Objective. Using the records below, give the number of lines where the word "Egypta" appears, with no further output.

Material to process.
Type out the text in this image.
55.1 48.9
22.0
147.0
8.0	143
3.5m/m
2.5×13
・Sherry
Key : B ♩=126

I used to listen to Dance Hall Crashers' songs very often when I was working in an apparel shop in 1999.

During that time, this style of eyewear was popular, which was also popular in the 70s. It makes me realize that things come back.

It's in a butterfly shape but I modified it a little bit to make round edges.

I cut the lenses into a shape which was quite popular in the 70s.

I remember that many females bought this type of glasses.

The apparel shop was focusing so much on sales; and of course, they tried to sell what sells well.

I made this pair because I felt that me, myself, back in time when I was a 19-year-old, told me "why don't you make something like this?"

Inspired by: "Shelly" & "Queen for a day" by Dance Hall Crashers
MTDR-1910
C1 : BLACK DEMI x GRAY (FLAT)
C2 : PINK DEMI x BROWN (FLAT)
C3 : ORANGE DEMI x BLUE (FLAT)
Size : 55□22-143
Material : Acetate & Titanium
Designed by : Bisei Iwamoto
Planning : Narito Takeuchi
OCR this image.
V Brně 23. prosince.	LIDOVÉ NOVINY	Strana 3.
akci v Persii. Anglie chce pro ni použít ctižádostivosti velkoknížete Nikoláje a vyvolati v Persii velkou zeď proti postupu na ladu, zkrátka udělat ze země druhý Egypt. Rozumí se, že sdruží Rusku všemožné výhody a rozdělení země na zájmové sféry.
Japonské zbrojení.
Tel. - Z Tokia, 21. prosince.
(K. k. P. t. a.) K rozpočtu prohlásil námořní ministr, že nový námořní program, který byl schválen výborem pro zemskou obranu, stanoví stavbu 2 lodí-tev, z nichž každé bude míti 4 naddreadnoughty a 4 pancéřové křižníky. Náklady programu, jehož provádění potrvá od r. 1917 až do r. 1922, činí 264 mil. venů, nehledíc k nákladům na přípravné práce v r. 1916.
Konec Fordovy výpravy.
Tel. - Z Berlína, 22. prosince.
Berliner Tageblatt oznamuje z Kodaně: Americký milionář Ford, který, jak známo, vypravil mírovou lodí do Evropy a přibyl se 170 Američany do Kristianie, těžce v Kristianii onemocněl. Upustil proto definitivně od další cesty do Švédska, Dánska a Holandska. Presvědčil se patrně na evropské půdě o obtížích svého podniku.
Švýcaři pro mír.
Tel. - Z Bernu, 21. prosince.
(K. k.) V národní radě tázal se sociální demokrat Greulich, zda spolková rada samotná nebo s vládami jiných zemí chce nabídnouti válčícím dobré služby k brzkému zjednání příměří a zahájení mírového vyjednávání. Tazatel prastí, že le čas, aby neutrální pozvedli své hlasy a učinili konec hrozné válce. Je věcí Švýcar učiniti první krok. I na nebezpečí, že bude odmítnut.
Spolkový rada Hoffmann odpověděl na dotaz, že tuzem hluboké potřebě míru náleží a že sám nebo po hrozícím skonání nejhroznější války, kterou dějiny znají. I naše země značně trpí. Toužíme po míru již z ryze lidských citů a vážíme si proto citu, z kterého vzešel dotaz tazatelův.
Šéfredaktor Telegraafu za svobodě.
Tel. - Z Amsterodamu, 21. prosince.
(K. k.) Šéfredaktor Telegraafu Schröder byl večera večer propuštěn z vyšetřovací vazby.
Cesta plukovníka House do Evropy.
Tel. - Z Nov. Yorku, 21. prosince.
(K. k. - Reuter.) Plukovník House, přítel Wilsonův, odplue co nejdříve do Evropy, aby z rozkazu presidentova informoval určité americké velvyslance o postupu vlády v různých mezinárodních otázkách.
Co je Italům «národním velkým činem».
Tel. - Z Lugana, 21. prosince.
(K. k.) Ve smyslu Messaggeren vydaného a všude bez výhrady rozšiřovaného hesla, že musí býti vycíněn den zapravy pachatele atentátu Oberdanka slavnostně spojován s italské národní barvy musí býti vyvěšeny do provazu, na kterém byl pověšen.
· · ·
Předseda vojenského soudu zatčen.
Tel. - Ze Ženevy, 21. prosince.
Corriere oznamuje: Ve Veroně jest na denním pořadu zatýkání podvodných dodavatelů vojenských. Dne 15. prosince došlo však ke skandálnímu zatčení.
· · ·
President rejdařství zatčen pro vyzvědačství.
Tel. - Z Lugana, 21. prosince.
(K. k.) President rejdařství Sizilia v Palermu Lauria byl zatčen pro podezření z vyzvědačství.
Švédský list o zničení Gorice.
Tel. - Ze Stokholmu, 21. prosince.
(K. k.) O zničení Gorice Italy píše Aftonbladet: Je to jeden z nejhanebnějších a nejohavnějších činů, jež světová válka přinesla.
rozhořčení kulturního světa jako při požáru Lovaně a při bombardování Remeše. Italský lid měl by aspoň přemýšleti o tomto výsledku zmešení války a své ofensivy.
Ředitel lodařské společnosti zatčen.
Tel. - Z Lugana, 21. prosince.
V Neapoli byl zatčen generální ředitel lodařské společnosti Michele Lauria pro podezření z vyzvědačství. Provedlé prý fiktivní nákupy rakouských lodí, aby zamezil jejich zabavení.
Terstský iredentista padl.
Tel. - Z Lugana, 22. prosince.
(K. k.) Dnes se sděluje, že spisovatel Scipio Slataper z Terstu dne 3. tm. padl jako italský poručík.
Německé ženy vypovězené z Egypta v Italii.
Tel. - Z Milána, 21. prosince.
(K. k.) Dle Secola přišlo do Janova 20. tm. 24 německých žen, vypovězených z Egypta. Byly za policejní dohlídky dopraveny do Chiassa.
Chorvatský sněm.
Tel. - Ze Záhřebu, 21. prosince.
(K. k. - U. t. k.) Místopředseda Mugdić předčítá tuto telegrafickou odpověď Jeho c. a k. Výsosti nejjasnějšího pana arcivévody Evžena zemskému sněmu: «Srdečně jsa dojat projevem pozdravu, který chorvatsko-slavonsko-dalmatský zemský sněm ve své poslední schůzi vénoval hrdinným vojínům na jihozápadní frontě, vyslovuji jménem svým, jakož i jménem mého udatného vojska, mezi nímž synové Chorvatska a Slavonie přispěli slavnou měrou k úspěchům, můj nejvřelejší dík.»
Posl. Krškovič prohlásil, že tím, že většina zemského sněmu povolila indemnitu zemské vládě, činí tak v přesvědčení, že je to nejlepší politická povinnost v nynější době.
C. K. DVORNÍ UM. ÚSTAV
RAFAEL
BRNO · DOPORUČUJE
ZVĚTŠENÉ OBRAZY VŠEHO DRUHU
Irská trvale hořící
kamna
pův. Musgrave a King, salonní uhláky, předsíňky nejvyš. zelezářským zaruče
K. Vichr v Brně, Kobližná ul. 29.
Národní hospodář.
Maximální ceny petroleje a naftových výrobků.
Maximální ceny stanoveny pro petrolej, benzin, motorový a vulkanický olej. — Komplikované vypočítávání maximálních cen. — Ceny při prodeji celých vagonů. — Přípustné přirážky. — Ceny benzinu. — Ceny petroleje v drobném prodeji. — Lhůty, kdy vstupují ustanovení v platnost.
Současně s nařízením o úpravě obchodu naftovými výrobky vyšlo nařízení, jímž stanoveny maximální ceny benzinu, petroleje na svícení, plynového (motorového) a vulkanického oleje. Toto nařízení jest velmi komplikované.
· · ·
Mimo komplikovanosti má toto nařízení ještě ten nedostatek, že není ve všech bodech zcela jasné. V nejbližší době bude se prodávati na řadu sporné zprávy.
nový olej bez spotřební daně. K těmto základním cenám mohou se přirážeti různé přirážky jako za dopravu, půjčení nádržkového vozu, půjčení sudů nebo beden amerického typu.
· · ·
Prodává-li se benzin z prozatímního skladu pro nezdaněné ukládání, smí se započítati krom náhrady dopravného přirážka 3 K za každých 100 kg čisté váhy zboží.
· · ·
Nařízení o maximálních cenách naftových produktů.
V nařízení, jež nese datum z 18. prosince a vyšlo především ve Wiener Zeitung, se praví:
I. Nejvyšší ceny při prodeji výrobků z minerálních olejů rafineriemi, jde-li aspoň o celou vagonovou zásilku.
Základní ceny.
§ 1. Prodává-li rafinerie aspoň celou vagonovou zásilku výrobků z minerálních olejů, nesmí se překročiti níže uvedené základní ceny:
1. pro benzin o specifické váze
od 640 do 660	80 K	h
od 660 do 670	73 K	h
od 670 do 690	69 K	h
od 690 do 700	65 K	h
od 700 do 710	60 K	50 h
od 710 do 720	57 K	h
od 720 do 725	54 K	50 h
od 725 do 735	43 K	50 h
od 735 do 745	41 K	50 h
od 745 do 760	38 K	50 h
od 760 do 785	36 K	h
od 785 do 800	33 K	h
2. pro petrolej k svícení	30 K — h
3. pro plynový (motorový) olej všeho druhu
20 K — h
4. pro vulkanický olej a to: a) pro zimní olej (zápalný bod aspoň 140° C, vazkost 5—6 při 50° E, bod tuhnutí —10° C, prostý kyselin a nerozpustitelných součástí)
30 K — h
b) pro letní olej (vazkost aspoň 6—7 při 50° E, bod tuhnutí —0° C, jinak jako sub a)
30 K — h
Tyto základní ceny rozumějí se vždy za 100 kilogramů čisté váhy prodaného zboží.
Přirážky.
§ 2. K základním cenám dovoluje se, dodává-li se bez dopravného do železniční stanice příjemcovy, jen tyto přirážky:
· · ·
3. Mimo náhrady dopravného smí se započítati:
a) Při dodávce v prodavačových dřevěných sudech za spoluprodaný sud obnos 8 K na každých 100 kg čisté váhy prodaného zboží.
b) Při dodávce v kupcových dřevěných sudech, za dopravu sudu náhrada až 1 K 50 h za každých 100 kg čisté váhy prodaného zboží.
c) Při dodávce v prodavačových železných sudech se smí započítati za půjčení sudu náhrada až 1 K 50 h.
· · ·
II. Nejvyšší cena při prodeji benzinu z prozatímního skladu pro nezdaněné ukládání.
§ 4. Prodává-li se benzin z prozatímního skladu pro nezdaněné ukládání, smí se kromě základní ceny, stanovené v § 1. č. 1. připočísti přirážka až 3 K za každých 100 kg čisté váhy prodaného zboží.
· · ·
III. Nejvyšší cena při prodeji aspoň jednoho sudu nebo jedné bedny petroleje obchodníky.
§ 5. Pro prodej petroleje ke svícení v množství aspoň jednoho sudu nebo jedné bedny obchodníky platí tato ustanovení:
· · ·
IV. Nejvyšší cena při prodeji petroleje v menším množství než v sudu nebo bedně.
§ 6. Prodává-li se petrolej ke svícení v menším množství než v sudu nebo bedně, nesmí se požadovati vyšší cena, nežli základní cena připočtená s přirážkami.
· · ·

Exercise solution. 2